• _EXERCISE AIM_:
Set the following entries down again exactly, line by line.

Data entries
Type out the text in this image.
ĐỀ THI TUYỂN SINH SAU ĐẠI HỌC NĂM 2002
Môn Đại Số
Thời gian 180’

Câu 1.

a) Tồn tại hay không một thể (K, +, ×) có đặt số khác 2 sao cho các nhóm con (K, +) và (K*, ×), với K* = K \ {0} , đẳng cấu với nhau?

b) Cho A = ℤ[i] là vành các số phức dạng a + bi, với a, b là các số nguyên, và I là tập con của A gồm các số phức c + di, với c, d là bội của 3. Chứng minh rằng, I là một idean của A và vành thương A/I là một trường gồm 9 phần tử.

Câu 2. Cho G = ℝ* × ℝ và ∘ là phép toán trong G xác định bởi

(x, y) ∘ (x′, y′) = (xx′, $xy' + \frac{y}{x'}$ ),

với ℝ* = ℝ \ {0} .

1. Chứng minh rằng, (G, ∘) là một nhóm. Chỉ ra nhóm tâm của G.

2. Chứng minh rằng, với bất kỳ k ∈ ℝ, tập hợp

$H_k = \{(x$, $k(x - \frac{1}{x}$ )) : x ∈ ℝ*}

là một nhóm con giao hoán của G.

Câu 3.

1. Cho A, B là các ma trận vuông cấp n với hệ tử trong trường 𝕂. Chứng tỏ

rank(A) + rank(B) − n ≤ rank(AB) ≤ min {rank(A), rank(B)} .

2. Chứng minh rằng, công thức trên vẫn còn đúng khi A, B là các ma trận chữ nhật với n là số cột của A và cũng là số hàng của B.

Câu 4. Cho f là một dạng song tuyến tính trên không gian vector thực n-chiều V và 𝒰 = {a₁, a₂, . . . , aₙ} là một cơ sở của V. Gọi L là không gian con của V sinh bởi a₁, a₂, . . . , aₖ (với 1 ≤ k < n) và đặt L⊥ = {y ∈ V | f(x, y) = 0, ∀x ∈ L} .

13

• _EXERCISE OUTPUT_:
Type out the text in this image.
ĐỀ THI TUYỂN SINH SAU ĐẠI HỌC NĂM 2002
Môn Đại Số
Thời gian 180’

Câu 1.

a) Tồn tại hay không một thể (K, +, ×) có đặt số khác 2 sao cho các nhóm con (K, +) và (K*, ×), với K* = K \ {0} , đẳng cấu với nhau?

b) Cho A = ℤ[i] là vành các số phức dạng a + bi, với a, b là các số nguyên, và I là tập con của A gồm các số phức c + di, với c, d là bội của 3. Chứng minh rằng, I là một idean của A và vành thương A/I là một trường gồm 9 phần tử.

Câu 2. Cho G = ℝ* × ℝ và ∘ là phép toán trong G xác định bởi

(x, y) ∘ (x′, y′) = (xx′, $xy' + \frac{y}{x'}$ ),

với ℝ* = ℝ \ {0} .

1. Chứng minh rằng, (G, ∘) là một nhóm. Chỉ ra nhóm tâm của G.

2. Chứng minh rằng, với bất kỳ k ∈ ℝ, tập hợp

$H_k = \{(x$, $k(x - \frac{1}{x}$ )) : x ∈ ℝ*}

là một nhóm con giao hoán của G.

Câu 3.

1. Cho A, B là các ma trận vuông cấp n với hệ tử trong trường 𝕂. Chứng tỏ

rank(A) + rank(B) − n ≤ rank(AB) ≤ min {rank(A), rank(B)} .

2. Chứng minh rằng, công thức trên vẫn còn đúng khi A, B là các ma trận chữ nhật với n là số cột của A và cũng là số hàng của B.

Câu 4. Cho f là một dạng song tuyến tính trên không gian vector thực n-chiều V và 𝒰 = {a₁, a₂, . . . , aₙ} là một cơ sở của V. Gọi L là không gian con của V sinh bởi a₁, a₂, . . . , aₖ (với 1 ≤ k < n) và đặt L⊥ = {y ∈ V | f(x, y) = 0, ∀x ∈ L} .

13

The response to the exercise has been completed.